Written task:
Find every line in the records below that holds the word "Procurement", and copy it out.

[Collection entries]
════════

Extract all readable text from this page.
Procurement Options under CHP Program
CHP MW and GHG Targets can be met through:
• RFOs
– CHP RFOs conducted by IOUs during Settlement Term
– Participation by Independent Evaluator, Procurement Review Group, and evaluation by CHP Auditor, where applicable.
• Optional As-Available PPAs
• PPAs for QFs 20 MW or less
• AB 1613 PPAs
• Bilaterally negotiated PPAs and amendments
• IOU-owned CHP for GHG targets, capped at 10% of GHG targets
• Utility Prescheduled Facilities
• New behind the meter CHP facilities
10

════════

Complete answer:
Procurement Options under CHP Program
– Participation by Independent Evaluator, Procurement Review Group, and evaluation by CHP Auditor, where applicable.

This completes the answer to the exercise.